*WRITTEN EXERCISE*:
Transcribe everything in the data word for word. Pictures are left out.

[Chart and figure data]
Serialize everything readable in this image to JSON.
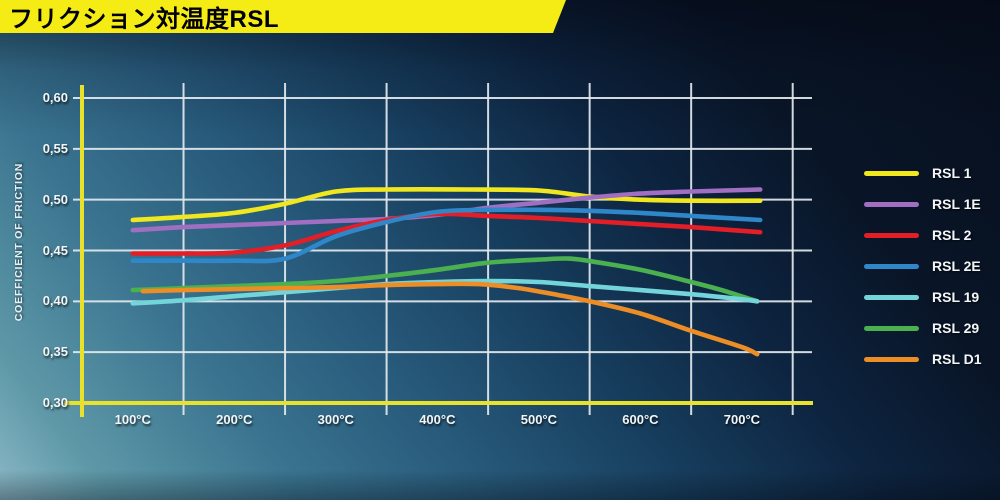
{
  "header": {
    "title": "フリクション対温度RSL",
    "banner_color": "#f6ec15"
  },
  "colors": {
    "axis_yellow": "#e8e22c",
    "grid_white": "#e3eaee",
    "label_white": "#f2f6f8"
  },
  "chart_data": {
    "type": "line",
    "title": "フリクション対温度RSL",
    "xlabel": "",
    "ylabel": "COEFFICIENT OF FRICTION",
    "x_unit": "°C",
    "xlim": [
      50,
      770
    ],
    "ylim": [
      0.3,
      0.6
    ],
    "grid": true,
    "legend_position": "right",
    "x_tick_values": [
      100,
      200,
      300,
      400,
      500,
      600,
      700
    ],
    "x_tick_labels": [
      "100°C",
      "200°C",
      "300°C",
      "400°C",
      "500°C",
      "600°C",
      "700°C"
    ],
    "x_grid_values": [
      150,
      250,
      350,
      450,
      550,
      650,
      750
    ],
    "y_tick_values": [
      0.6,
      0.55,
      0.5,
      0.45,
      0.4,
      0.35,
      0.3
    ],
    "y_tick_labels": [
      "0,60",
      "0,55",
      "0,50",
      "0,45",
      "0,40",
      "0,35",
      "0,30"
    ],
    "series": [
      {
        "name": "RSL 1",
        "color": "#f0e71f",
        "points": [
          [
            100,
            0.48
          ],
          [
            150,
            0.483
          ],
          [
            200,
            0.487
          ],
          [
            250,
            0.496
          ],
          [
            300,
            0.508
          ],
          [
            350,
            0.51
          ],
          [
            430,
            0.51
          ],
          [
            500,
            0.509
          ],
          [
            550,
            0.503
          ],
          [
            600,
            0.5
          ],
          [
            650,
            0.499
          ],
          [
            718,
            0.499
          ]
        ]
      },
      {
        "name": "RSL 1E",
        "color": "#a06fc2",
        "points": [
          [
            100,
            0.47
          ],
          [
            150,
            0.473
          ],
          [
            200,
            0.475
          ],
          [
            250,
            0.477
          ],
          [
            300,
            0.479
          ],
          [
            350,
            0.481
          ],
          [
            400,
            0.485
          ],
          [
            450,
            0.492
          ],
          [
            500,
            0.497
          ],
          [
            550,
            0.502
          ],
          [
            600,
            0.506
          ],
          [
            650,
            0.508
          ],
          [
            718,
            0.51
          ]
        ]
      },
      {
        "name": "RSL 2",
        "color": "#e41e26",
        "points": [
          [
            100,
            0.447
          ],
          [
            150,
            0.447
          ],
          [
            200,
            0.448
          ],
          [
            250,
            0.455
          ],
          [
            300,
            0.469
          ],
          [
            350,
            0.48
          ],
          [
            400,
            0.486
          ],
          [
            450,
            0.484
          ],
          [
            500,
            0.482
          ],
          [
            550,
            0.479
          ],
          [
            600,
            0.476
          ],
          [
            650,
            0.473
          ],
          [
            718,
            0.468
          ]
        ]
      },
      {
        "name": "RSL 2E",
        "color": "#2f87c9",
        "points": [
          [
            100,
            0.44
          ],
          [
            150,
            0.44
          ],
          [
            200,
            0.44
          ],
          [
            250,
            0.442
          ],
          [
            300,
            0.464
          ],
          [
            350,
            0.478
          ],
          [
            400,
            0.488
          ],
          [
            450,
            0.49
          ],
          [
            500,
            0.49
          ],
          [
            550,
            0.489
          ],
          [
            600,
            0.487
          ],
          [
            650,
            0.484
          ],
          [
            718,
            0.48
          ]
        ]
      },
      {
        "name": "RSL 19",
        "color": "#73d5da",
        "points": [
          [
            100,
            0.398
          ],
          [
            150,
            0.401
          ],
          [
            200,
            0.405
          ],
          [
            250,
            0.409
          ],
          [
            300,
            0.413
          ],
          [
            350,
            0.417
          ],
          [
            400,
            0.419
          ],
          [
            450,
            0.42
          ],
          [
            500,
            0.419
          ],
          [
            550,
            0.415
          ],
          [
            600,
            0.411
          ],
          [
            650,
            0.407
          ],
          [
            700,
            0.402
          ],
          [
            715,
            0.4
          ]
        ]
      },
      {
        "name": "RSL 29",
        "color": "#4bb050",
        "points": [
          [
            100,
            0.411
          ],
          [
            150,
            0.413
          ],
          [
            200,
            0.415
          ],
          [
            250,
            0.417
          ],
          [
            300,
            0.42
          ],
          [
            350,
            0.425
          ],
          [
            400,
            0.431
          ],
          [
            450,
            0.438
          ],
          [
            500,
            0.441
          ],
          [
            530,
            0.442
          ],
          [
            560,
            0.438
          ],
          [
            600,
            0.431
          ],
          [
            650,
            0.419
          ],
          [
            680,
            0.411
          ],
          [
            715,
            0.4
          ]
        ]
      },
      {
        "name": "RSL D1",
        "color": "#ec8d26",
        "points": [
          [
            110,
            0.41
          ],
          [
            150,
            0.411
          ],
          [
            200,
            0.412
          ],
          [
            250,
            0.413
          ],
          [
            300,
            0.414
          ],
          [
            350,
            0.416
          ],
          [
            400,
            0.417
          ],
          [
            440,
            0.417
          ],
          [
            480,
            0.413
          ],
          [
            520,
            0.406
          ],
          [
            550,
            0.4
          ],
          [
            600,
            0.388
          ],
          [
            650,
            0.371
          ],
          [
            700,
            0.355
          ],
          [
            715,
            0.348
          ]
        ]
      }
    ]
  }
}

*SOLUTION TO THE PROBLEM*:
Serialize everything readable in this image to JSON.
{
  "header": {
    "title": "フリクション対温度RSL",
    "banner_color": "#f6ec15"
  },
  "colors": {
    "axis_yellow": "#e8e22c",
    "grid_white": "#e3eaee",
    "label_white": "#f2f6f8"
  },
  "chart_data": {
    "type": "line",
    "title": "フリクション対温度RSL",
    "xlabel": "",
    "ylabel": "COEFFICIENT OF FRICTION",
    "x_unit": "°C",
    "xlim": [
      50,
      770
    ],
    "ylim": [
      0.3,
      0.6
    ],
    "grid": true,
    "legend_position": "right",
    "x_tick_values": [
      100,
      200,
      300,
      400,
      500,
      600,
      700
    ],
    "x_tick_labels": [
      "100°C",
      "200°C",
      "300°C",
      "400°C",
      "500°C",
      "600°C",
      "700°C"
    ],
    "x_grid_values": [
      150,
      250,
      350,
      450,
      550,
      650,
      750
    ],
    "y_tick_values": [
      0.6,
      0.55,
      0.5,
      0.45,
      0.4,
      0.35,
      0.3
    ],
    "y_tick_labels": [
      "0,60",
      "0,55",
      "0,50",
      "0,45",
      "0,40",
      "0,35",
      "0,30"
    ],
    "series": [
      {
        "name": "RSL 1",
        "color": "#f0e71f",
        "points": [
          [
            100,
            0.48
          ],
          [
            150,
            0.483
          ],
          [
            200,
            0.487
          ],
          [
            250,
            0.496
          ],
          [
            300,
            0.508
          ],
          [
            350,
            0.51
          ],
          [
            430,
            0.51
          ],
          [
            500,
            0.509
          ],
          [
            550,
            0.503
          ],
          [
            600,
            0.5
          ],
          [
            650,
            0.499
          ],
          [
            718,
            0.499
          ]
        ]
      },
      {
        "name": "RSL 1E",
        "color": "#a06fc2",
        "points": [
          [
            100,
            0.47
          ],
          [
            150,
            0.473
          ],
          [
            200,
            0.475
          ],
          [
            250,
            0.477
          ],
          [
            300,
            0.479
          ],
          [
            350,
            0.481
          ],
          [
            400,
            0.485
          ],
          [
            450,
            0.492
          ],
          [
            500,
            0.497
          ],
          [
            550,
            0.502
          ],
          [
            600,
            0.506
          ],
          [
            650,
            0.508
          ],
          [
            718,
            0.51
          ]
        ]
      },
      {
        "name": "RSL 2",
        "color": "#e41e26",
        "points": [
          [
            100,
            0.447
          ],
          [
            150,
            0.447
          ],
          [
            200,
            0.448
          ],
          [
            250,
            0.455
          ],
          [
            300,
            0.469
          ],
          [
            350,
            0.48
          ],
          [
            400,
            0.486
          ],
          [
            450,
            0.484
          ],
          [
            500,
            0.482
          ],
          [
            550,
            0.479
          ],
          [
            600,
            0.476
          ],
          [
            650,
            0.473
          ],
          [
            718,
            0.468
          ]
        ]
      },
      {
        "name": "RSL 2E",
        "color": "#2f87c9",
        "points": [
          [
            100,
            0.44
          ],
          [
            150,
            0.44
          ],
          [
            200,
            0.44
          ],
          [
            250,
            0.442
          ],
          [
            300,
            0.464
          ],
          [
            350,
            0.478
          ],
          [
            400,
            0.488
          ],
          [
            450,
            0.49
          ],
          [
            500,
            0.49
          ],
          [
            550,
            0.489
          ],
          [
            600,
            0.487
          ],
          [
            650,
            0.484
          ],
          [
            718,
            0.48
          ]
        ]
      },
      {
        "name": "RSL 19",
        "color": "#73d5da",
        "points": [
          [
            100,
            0.398
          ],
          [
            150,
            0.401
          ],
          [
            200,
            0.405
          ],
          [
            250,
            0.409
          ],
          [
            300,
            0.413
          ],
          [
            350,
            0.417
          ],
          [
            400,
            0.419
          ],
          [
            450,
            0.42
          ],
          [
            500,
            0.419
          ],
          [
            550,
            0.415
          ],
          [
            600,
            0.411
          ],
          [
            650,
            0.407
          ],
          [
            700,
            0.402
          ],
          [
            715,
            0.4
          ]
        ]
      },
      {
        "name": "RSL 29",
        "color": "#4bb050",
        "points": [
          [
            100,
            0.411
          ],
          [
            150,
            0.413
          ],
          [
            200,
            0.415
          ],
          [
            250,
            0.417
          ],
          [
            300,
            0.42
          ],
          [
            350,
            0.425
          ],
          [
            400,
            0.431
          ],
          [
            450,
            0.438
          ],
          [
            500,
            0.441
          ],
          [
            530,
            0.442
          ],
          [
            560,
            0.438
          ],
          [
            600,
            0.431
          ],
          [
            650,
            0.419
          ],
          [
            680,
            0.411
          ],
          [
            715,
            0.4
          ]
        ]
      },
      {
        "name": "RSL D1",
        "color": "#ec8d26",
        "points": [
          [
            110,
            0.41
          ],
          [
            150,
            0.411
          ],
          [
            200,
            0.412
          ],
          [
            250,
            0.413
          ],
          [
            300,
            0.414
          ],
          [
            350,
            0.416
          ],
          [
            400,
            0.417
          ],
          [
            440,
            0.417
          ],
          [
            480,
            0.413
          ],
          [
            520,
            0.406
          ],
          [
            550,
            0.4
          ],
          [
            600,
            0.388
          ],
          [
            650,
            0.371
          ],
          [
            700,
            0.355
          ],
          [
            715,
            0.348
          ]
        ]
      }
    ]
  }
}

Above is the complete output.